Goal of the exercise
Pictures do not belong in the copy; transcribe everything else in the records exactly.

Input material
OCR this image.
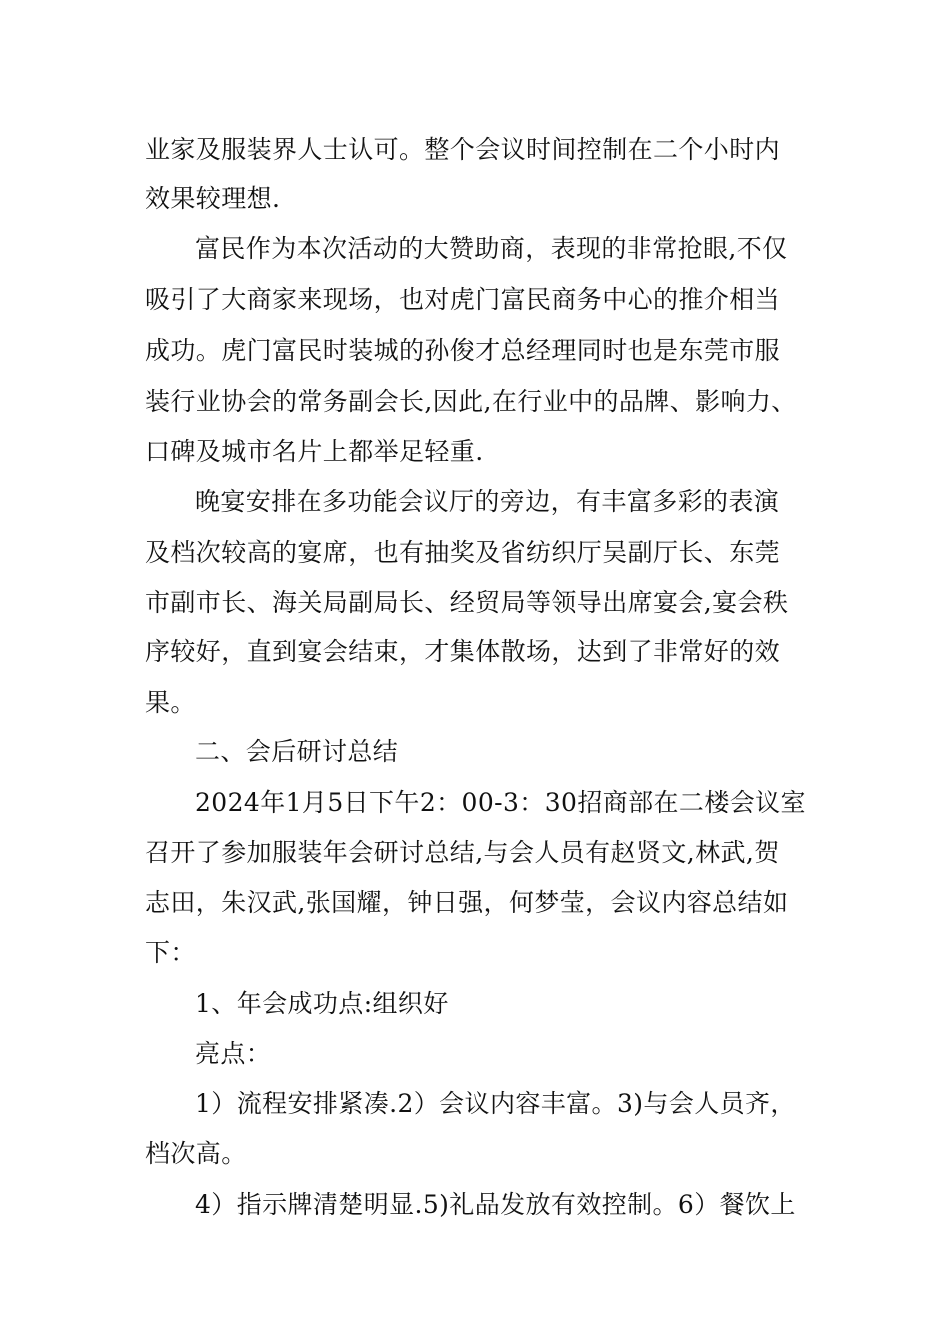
业家及服装界人士认可。整个会议时间控制在二个小时内
效果较理想.
富民作为本次活动的大赞助商，表现的非常抢眼,不仅
吸引了大商家来现场，也对虎门富民商务中心的推介相当
成功。虎门富民时装城的孙俊才总经理同时也是东莞市服
装行业协会的常务副会长,因此,在行业中的品牌、影响力、
口碑及城市名片上都举足轻重.
晚宴安排在多功能会议厅的旁边，有丰富多彩的表演
及档次较高的宴席，也有抽奖及省纺织厅吴副厅长、东莞
市副市长、海关局副局长、经贸局等领导出席宴会,宴会秩
序较好，直到宴会结束，才集体散场，达到了非常好的效
果。
二、会后研讨总结
2024年1月5日下午2：00-3：30招商部在二楼会议室
召开了参加服装年会研讨总结,与会人员有赵贤文,林武,贺
志田，朱汉武,张国耀，钟日强，何梦莹，会议内容总结如
下：
1、年会成功点:组织好
亮点：
1）流程安排紧凑.2）会议内容丰富。3)与会人员齐，
档次高。
4）指示牌清楚明显.5)礼品发放有效控制。6）餐饮上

The solution
OCR this image.
业家及服装界人士认可。整个会议时间控制在二个小时内
效果较理想.
富民作为本次活动的大赞助商，表现的非常抢眼,不仅
吸引了大商家来现场，也对虎门富民商务中心的推介相当
成功。虎门富民时装城的孙俊才总经理同时也是东莞市服
装行业协会的常务副会长,因此,在行业中的品牌、影响力、
口碑及城市名片上都举足轻重.
晚宴安排在多功能会议厅的旁边，有丰富多彩的表演
及档次较高的宴席，也有抽奖及省纺织厅吴副厅长、东莞
市副市长、海关局副局长、经贸局等领导出席宴会,宴会秩
序较好，直到宴会结束，才集体散场，达到了非常好的效
果。
二、会后研讨总结
2024年1月5日下午2：00-3：30招商部在二楼会议室
召开了参加服装年会研讨总结,与会人员有赵贤文,林武,贺
志田，朱汉武,张国耀，钟日强，何梦莹，会议内容总结如
下：
1、年会成功点:组织好
亮点：
1）流程安排紧凑.2）会议内容丰富。3)与会人员齐，
档次高。
4）指示牌清楚明显.5)礼品发放有效控制。6）餐饮上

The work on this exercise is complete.